Copy every line of the records below where the word "Level" occurs.

:: LISTED RECORDS ::
—————

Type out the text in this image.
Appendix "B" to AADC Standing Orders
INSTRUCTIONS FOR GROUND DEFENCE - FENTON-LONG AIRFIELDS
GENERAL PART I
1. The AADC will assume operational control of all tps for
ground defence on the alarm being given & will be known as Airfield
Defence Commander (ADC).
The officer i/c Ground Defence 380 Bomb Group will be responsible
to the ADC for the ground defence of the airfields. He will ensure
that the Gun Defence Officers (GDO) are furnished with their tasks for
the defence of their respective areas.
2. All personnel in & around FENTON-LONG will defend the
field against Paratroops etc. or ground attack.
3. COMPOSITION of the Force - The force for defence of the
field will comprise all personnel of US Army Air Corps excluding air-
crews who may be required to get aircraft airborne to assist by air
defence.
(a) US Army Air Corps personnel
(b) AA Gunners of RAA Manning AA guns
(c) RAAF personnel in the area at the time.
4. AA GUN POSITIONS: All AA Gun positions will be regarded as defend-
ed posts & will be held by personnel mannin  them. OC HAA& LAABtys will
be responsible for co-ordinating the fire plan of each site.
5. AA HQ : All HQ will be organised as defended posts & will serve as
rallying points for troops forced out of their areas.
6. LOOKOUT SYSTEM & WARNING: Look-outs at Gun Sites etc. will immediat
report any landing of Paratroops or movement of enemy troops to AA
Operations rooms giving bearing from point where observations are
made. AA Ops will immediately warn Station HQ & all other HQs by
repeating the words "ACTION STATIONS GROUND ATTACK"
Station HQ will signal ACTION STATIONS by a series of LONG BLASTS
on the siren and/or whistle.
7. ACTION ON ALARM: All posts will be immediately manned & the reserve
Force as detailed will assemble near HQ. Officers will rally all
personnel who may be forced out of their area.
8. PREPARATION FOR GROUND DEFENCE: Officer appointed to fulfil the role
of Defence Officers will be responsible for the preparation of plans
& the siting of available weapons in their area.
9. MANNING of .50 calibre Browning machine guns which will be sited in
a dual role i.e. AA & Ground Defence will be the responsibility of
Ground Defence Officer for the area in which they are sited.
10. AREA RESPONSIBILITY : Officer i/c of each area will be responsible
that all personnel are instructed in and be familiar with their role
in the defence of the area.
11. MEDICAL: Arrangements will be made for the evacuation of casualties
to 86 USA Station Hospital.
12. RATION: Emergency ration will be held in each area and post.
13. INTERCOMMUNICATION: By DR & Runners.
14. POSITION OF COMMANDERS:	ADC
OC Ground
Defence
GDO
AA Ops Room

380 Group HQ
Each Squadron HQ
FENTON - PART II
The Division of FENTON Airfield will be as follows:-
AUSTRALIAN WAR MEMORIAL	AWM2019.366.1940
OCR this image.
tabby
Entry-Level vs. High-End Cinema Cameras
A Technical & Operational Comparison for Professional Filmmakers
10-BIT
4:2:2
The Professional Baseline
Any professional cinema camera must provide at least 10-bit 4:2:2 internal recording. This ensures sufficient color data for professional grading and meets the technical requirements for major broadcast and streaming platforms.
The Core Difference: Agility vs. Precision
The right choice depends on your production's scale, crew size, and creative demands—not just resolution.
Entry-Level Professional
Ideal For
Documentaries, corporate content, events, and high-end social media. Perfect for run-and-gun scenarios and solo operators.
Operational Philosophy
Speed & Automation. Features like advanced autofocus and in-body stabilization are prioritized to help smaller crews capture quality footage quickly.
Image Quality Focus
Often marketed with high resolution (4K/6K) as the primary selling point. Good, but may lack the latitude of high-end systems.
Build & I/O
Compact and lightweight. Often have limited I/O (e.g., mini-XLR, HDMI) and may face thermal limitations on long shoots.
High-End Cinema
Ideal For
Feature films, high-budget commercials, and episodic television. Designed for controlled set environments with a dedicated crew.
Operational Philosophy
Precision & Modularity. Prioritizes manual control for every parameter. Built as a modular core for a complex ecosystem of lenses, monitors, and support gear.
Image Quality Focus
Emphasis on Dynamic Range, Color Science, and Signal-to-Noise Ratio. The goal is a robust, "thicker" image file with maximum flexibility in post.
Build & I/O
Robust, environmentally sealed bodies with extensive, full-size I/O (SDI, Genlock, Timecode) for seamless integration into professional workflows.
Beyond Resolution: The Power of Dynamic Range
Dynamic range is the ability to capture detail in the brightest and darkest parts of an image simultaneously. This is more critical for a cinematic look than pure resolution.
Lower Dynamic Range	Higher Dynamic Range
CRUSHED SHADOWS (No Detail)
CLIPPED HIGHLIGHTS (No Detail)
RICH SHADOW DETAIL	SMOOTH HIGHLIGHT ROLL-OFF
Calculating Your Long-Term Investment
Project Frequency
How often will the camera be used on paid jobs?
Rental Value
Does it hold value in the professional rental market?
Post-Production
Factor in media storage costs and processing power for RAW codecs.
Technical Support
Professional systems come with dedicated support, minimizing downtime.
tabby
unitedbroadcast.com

—————

:: RESPONSE FOR THIS EXERCISE ::
Entry-Level vs. High-End Cinema Cameras
Entry-Level Professional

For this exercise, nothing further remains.